• The problem: Please edit the stretch from the start of the material through the line that contains "- folder-icon: [345, 100, 359, 113]" by replacing "maximize-button" with "restore-button", and return that stretch with everything else unchanged.

• Records for this task:
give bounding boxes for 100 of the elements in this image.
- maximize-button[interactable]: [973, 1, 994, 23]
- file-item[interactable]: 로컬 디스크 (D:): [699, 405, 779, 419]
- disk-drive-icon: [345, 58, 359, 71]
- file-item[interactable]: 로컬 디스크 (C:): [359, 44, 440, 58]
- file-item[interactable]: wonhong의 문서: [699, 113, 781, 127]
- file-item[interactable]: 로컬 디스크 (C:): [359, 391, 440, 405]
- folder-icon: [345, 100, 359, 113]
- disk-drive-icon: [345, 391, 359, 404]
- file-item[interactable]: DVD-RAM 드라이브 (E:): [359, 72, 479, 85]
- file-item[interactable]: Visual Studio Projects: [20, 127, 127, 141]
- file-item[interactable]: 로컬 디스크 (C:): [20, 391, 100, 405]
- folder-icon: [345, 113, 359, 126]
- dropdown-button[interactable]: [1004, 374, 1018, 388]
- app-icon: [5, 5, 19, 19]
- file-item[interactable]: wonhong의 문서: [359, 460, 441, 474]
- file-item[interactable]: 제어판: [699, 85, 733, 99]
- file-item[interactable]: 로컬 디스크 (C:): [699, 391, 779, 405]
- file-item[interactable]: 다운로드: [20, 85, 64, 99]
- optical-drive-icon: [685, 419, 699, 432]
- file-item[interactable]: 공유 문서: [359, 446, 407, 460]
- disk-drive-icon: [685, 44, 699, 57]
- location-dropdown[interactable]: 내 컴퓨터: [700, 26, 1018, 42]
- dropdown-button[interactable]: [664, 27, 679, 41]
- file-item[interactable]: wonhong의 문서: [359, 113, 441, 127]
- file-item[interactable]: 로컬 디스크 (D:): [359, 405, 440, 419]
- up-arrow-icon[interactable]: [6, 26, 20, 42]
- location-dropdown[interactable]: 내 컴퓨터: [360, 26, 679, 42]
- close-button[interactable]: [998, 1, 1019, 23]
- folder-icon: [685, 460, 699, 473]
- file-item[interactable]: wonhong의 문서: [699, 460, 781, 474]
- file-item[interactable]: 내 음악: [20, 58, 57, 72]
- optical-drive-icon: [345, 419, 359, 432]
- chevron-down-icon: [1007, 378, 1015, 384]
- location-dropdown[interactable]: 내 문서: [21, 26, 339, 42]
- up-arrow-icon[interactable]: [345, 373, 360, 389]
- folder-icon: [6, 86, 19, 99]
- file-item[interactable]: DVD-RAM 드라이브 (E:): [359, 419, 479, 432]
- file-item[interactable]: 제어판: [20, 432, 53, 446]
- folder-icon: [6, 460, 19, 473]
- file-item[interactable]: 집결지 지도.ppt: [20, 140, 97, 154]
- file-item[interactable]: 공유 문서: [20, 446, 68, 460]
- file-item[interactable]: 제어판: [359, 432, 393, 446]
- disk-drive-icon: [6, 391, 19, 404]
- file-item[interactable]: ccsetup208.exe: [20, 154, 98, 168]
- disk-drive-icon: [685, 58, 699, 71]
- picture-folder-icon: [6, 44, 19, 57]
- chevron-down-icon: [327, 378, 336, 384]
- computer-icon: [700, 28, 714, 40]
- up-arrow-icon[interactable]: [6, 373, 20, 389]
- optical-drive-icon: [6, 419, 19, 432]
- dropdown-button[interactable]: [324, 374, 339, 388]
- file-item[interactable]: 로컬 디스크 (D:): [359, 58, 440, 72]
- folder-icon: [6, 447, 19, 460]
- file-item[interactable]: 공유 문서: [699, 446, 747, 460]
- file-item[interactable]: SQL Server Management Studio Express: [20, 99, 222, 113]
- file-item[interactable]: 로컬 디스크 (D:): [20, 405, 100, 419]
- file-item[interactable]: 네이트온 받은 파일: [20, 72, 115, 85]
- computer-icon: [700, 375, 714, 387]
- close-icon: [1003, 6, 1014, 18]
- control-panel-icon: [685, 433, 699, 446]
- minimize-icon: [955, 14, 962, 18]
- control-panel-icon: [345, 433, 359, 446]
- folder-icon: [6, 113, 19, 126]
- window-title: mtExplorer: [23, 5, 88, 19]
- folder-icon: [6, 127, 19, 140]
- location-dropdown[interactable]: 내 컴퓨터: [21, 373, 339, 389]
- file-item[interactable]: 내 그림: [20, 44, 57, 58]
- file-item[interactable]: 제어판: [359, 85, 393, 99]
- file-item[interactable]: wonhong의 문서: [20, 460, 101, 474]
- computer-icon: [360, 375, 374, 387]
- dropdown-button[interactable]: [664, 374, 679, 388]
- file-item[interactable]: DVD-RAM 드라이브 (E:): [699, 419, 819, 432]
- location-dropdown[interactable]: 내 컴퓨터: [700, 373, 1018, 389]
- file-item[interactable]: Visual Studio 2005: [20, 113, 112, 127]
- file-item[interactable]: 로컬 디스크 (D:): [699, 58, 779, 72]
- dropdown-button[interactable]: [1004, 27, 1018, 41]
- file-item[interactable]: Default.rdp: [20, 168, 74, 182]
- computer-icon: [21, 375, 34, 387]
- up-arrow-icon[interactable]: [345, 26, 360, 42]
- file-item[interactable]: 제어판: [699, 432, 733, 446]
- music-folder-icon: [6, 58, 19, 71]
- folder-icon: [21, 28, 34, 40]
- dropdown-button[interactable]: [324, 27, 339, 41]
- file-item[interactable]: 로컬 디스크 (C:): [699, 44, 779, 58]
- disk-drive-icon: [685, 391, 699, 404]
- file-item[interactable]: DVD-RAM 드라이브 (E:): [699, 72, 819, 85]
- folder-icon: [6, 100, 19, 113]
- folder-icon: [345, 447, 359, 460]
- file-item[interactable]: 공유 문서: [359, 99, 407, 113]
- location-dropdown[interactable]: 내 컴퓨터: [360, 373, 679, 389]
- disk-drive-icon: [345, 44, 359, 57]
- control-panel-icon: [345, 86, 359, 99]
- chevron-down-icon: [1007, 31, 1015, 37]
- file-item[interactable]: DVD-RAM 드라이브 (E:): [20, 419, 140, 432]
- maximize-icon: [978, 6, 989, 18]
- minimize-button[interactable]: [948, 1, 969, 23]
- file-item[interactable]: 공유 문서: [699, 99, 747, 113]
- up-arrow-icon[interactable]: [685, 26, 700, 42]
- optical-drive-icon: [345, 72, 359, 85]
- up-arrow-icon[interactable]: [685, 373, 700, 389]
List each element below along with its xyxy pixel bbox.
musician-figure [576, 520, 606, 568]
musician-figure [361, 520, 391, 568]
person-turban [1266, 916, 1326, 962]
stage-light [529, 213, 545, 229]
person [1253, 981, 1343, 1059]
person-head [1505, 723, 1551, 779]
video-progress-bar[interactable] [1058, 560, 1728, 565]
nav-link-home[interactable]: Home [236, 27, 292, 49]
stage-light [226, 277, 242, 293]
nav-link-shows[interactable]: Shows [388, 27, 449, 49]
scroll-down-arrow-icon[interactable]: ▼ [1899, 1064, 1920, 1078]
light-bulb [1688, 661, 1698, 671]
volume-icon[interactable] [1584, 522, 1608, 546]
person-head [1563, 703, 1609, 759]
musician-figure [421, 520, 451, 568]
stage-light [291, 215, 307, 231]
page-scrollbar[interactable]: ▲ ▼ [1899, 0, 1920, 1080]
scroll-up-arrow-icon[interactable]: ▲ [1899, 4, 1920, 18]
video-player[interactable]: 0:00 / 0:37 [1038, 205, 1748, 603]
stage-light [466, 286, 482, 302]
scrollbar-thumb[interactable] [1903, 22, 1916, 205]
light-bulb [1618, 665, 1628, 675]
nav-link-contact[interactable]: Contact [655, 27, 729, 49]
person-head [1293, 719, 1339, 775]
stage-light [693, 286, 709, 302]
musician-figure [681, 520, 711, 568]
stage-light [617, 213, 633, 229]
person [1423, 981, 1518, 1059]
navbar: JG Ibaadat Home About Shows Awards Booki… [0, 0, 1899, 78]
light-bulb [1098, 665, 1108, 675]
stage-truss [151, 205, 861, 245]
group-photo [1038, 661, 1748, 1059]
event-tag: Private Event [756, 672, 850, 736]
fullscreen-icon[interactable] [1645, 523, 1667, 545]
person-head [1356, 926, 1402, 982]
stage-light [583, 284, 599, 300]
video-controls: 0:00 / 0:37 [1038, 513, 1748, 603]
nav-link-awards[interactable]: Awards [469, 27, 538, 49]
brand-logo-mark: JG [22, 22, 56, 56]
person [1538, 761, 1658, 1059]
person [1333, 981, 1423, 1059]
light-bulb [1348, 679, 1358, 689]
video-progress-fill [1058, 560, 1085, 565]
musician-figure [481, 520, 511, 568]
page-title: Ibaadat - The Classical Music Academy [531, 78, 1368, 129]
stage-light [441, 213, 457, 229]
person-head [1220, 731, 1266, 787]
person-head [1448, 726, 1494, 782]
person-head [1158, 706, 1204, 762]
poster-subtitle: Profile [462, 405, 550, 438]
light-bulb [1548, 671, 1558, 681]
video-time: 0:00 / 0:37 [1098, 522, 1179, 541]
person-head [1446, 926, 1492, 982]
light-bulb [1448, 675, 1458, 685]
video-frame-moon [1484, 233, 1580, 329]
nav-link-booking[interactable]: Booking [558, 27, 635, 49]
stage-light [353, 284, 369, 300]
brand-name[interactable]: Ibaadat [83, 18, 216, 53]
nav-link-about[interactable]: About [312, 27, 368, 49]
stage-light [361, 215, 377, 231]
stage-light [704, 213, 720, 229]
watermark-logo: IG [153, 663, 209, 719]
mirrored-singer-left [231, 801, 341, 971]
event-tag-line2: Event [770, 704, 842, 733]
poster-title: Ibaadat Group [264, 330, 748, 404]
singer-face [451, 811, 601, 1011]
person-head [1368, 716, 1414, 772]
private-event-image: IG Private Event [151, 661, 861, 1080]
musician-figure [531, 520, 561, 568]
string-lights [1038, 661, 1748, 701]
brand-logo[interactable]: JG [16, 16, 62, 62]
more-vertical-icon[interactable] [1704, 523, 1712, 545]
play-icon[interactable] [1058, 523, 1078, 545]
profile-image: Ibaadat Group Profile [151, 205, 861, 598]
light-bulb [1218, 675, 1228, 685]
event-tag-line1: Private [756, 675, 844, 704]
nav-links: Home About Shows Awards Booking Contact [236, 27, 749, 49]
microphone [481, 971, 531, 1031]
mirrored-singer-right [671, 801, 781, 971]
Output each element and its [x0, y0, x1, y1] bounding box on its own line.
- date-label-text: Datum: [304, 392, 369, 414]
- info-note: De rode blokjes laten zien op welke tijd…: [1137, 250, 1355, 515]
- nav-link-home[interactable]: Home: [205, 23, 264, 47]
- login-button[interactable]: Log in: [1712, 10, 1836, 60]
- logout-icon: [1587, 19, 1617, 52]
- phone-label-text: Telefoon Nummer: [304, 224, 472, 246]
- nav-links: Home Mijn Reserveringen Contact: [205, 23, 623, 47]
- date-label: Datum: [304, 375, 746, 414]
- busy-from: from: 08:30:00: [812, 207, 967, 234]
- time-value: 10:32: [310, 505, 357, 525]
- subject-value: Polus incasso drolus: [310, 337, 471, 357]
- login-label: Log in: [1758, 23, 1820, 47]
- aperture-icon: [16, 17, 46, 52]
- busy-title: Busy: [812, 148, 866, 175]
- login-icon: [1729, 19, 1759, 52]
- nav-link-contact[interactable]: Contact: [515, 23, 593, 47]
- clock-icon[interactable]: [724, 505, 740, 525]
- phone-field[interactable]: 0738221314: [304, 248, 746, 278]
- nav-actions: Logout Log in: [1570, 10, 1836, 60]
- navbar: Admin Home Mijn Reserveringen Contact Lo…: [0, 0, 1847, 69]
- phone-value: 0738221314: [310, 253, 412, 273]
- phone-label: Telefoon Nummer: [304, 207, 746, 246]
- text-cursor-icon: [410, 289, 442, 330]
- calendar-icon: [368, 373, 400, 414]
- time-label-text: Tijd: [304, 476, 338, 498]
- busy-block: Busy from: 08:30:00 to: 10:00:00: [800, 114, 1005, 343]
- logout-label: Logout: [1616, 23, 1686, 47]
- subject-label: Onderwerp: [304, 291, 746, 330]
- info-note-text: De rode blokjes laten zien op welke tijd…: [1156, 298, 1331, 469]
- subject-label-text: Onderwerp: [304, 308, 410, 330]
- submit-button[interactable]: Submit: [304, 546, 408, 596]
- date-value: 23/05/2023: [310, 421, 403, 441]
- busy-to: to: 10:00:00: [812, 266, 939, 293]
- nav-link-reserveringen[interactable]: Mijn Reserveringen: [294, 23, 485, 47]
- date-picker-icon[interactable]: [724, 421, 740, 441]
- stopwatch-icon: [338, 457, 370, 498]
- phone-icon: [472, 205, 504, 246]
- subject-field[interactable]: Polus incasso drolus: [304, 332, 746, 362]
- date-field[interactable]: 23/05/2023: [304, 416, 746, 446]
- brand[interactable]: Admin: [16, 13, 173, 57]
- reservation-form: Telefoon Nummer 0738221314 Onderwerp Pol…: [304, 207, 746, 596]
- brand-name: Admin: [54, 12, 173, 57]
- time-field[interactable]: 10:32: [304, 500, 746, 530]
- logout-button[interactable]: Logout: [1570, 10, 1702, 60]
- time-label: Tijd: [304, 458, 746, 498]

• Solution to the exercise:
give bounding boxes for 100 of the elements in this image.
- restore-button[interactable]: [973, 1, 994, 23]
- file-item[interactable]: 로컬 디스크 (D:): [699, 405, 779, 419]
- disk-drive-icon: [345, 58, 359, 71]
- file-item[interactable]: 로컬 디스크 (C:): [359, 44, 440, 58]
- file-item[interactable]: wonhong의 문서: [699, 113, 781, 127]
- file-item[interactable]: 로컬 디스크 (C:): [359, 391, 440, 405]
- folder-icon: [345, 100, 359, 113]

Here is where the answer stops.